## BRIEF
Report every line of the records below that includes the string "Component".

## EXTRACTED ENTRIES
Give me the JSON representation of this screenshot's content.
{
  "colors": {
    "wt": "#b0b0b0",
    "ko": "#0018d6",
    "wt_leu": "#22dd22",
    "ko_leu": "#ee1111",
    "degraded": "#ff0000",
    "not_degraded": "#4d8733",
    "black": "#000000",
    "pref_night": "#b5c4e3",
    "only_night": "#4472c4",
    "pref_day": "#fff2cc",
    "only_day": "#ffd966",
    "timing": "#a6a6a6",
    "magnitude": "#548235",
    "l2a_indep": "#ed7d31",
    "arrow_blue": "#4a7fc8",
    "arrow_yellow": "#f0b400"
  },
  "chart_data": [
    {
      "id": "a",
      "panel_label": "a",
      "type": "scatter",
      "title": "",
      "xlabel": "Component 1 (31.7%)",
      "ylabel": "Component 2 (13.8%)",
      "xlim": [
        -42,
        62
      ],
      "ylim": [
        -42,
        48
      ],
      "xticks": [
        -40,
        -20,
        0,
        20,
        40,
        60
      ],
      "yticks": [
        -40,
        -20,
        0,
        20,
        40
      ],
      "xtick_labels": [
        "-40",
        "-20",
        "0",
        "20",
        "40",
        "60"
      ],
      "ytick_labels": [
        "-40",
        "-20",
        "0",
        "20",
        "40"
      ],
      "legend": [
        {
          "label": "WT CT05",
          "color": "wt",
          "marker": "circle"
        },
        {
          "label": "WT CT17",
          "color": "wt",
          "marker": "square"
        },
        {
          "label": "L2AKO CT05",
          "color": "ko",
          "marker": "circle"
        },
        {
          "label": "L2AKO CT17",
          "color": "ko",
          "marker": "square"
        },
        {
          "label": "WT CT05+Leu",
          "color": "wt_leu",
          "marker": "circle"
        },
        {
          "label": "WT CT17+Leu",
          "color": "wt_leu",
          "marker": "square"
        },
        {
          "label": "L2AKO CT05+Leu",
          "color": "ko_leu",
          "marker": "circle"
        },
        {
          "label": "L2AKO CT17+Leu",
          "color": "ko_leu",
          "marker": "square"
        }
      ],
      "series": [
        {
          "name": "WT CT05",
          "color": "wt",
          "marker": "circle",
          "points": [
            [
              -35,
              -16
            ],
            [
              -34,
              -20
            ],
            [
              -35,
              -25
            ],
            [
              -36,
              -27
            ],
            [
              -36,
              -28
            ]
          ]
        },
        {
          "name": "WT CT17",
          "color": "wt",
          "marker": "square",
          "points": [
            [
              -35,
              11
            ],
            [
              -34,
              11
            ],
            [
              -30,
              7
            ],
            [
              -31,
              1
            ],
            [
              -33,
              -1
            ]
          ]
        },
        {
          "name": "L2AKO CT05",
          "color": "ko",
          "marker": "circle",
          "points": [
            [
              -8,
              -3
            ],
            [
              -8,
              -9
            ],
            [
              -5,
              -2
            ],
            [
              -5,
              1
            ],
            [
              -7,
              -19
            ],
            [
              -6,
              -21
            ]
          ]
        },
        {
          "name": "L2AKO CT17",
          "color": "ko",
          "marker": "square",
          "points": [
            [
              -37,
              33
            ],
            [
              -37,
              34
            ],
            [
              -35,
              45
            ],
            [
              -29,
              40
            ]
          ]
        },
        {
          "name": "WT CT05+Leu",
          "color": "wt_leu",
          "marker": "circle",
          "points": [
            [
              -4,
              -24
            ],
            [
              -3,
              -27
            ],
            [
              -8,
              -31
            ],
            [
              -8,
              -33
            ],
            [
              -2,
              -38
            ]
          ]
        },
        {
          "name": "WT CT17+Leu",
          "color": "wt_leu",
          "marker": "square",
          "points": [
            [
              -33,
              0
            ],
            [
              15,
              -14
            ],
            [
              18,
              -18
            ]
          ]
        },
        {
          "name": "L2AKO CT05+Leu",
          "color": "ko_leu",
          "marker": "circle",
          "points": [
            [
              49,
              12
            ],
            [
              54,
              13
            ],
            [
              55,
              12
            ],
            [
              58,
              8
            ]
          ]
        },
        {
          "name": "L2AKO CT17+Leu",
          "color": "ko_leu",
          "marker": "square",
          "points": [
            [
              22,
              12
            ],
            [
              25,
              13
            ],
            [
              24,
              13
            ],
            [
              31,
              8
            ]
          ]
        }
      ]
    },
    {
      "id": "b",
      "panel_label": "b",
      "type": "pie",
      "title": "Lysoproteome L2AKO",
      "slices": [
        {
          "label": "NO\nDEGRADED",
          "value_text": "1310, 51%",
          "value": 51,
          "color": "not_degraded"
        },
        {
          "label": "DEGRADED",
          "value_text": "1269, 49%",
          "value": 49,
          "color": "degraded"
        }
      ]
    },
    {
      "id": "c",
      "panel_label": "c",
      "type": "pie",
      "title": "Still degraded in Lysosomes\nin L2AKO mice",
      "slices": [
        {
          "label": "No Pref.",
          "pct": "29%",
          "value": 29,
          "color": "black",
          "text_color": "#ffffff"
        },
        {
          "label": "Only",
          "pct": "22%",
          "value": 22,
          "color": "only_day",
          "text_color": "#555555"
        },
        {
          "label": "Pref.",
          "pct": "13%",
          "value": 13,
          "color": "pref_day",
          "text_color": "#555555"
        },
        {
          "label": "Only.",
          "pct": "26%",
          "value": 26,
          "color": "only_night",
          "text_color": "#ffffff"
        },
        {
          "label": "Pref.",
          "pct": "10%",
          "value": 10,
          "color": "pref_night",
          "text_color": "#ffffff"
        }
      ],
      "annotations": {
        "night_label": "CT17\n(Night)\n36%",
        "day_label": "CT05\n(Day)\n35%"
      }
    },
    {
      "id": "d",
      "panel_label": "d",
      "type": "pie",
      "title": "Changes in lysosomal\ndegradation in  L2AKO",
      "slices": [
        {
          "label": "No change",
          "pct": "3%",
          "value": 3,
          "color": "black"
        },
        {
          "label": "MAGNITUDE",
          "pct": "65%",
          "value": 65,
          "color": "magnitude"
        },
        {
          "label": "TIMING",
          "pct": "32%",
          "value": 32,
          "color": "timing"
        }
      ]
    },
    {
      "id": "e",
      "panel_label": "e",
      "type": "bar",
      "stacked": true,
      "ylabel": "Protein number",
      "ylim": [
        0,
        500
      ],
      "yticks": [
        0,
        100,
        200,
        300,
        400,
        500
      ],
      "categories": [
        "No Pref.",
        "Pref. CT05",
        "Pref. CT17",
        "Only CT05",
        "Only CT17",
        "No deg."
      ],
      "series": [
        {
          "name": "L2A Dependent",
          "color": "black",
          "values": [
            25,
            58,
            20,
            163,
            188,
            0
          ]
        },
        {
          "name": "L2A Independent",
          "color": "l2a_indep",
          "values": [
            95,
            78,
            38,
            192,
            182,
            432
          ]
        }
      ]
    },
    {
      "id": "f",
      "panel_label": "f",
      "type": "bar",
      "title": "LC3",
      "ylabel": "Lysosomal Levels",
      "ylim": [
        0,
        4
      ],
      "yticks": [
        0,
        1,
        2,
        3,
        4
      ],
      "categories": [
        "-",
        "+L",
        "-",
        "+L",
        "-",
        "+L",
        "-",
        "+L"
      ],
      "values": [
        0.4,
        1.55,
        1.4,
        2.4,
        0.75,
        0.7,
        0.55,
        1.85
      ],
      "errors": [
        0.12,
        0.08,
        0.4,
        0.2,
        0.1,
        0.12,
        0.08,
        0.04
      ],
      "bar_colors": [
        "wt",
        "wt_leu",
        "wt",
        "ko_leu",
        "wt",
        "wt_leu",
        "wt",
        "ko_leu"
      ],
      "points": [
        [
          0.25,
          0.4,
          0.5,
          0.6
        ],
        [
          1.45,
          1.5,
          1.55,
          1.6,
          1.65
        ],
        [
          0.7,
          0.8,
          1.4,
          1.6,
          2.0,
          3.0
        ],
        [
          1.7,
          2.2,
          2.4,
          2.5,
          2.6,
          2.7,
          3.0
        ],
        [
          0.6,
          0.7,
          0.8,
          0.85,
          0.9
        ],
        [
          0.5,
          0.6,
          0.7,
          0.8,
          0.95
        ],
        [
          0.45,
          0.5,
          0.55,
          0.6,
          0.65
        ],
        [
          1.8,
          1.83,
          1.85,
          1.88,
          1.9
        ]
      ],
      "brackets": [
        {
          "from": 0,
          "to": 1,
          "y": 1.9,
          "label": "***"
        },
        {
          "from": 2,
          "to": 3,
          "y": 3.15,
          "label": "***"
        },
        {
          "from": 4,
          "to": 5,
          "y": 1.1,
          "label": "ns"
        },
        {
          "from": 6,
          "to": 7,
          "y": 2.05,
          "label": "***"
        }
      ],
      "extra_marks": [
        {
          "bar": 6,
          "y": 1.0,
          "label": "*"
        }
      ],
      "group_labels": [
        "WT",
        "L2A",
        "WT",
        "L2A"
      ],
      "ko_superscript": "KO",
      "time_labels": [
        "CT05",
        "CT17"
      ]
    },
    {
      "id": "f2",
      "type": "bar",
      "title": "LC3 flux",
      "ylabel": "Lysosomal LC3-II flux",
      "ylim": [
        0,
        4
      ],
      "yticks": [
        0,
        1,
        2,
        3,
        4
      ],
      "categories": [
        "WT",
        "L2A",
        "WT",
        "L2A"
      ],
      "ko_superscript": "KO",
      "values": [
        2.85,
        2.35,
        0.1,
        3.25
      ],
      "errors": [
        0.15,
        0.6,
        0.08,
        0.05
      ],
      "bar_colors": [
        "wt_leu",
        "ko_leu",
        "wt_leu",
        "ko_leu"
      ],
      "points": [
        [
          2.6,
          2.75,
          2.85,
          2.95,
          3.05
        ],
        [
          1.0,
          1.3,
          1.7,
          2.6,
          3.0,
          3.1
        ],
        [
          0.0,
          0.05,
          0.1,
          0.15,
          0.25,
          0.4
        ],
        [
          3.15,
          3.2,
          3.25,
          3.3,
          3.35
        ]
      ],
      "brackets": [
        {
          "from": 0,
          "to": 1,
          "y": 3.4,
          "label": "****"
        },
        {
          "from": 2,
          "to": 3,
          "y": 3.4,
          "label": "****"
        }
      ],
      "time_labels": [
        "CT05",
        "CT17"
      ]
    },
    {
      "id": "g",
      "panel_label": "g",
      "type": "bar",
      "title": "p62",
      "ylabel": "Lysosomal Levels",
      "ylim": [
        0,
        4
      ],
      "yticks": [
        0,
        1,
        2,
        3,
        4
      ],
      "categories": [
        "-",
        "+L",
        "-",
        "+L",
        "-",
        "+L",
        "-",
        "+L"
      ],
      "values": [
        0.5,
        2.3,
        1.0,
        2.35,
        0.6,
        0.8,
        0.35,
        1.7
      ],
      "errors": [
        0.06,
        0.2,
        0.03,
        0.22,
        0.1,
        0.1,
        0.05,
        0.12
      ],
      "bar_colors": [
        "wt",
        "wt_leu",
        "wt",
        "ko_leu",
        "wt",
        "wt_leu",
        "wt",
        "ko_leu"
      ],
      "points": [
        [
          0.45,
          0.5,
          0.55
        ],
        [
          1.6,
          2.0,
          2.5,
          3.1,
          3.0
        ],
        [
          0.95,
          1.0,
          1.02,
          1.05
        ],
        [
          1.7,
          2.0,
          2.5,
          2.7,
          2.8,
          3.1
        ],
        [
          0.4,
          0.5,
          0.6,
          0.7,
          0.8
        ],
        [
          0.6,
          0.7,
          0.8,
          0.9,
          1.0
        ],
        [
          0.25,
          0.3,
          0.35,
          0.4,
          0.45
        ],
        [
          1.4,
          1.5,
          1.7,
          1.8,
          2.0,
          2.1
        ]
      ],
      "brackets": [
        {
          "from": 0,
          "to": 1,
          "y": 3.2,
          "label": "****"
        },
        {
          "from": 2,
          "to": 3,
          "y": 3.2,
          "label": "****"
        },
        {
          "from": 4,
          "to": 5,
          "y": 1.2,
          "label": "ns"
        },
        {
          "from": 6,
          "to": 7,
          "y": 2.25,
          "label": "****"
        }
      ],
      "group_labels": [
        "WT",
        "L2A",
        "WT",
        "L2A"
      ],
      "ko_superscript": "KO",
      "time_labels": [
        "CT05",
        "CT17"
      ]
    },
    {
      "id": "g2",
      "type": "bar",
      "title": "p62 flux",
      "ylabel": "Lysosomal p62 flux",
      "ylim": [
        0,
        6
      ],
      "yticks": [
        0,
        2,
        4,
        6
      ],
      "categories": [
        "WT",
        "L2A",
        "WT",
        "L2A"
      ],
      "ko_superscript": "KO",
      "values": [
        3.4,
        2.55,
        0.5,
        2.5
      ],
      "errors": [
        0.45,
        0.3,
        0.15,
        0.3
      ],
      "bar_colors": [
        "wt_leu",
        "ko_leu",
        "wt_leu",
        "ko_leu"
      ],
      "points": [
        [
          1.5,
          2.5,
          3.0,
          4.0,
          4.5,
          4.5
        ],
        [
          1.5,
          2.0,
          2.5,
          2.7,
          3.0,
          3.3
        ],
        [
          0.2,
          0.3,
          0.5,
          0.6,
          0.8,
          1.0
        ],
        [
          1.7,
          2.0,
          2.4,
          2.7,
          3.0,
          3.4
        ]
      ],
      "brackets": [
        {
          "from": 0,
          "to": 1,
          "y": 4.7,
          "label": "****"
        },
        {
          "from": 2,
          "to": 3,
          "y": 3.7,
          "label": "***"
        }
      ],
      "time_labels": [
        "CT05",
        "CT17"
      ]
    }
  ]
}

## FINAL ANSWER
      "xlabel": "Component 1 (31.7%)",
      "ylabel": "Component 2 (13.8%)",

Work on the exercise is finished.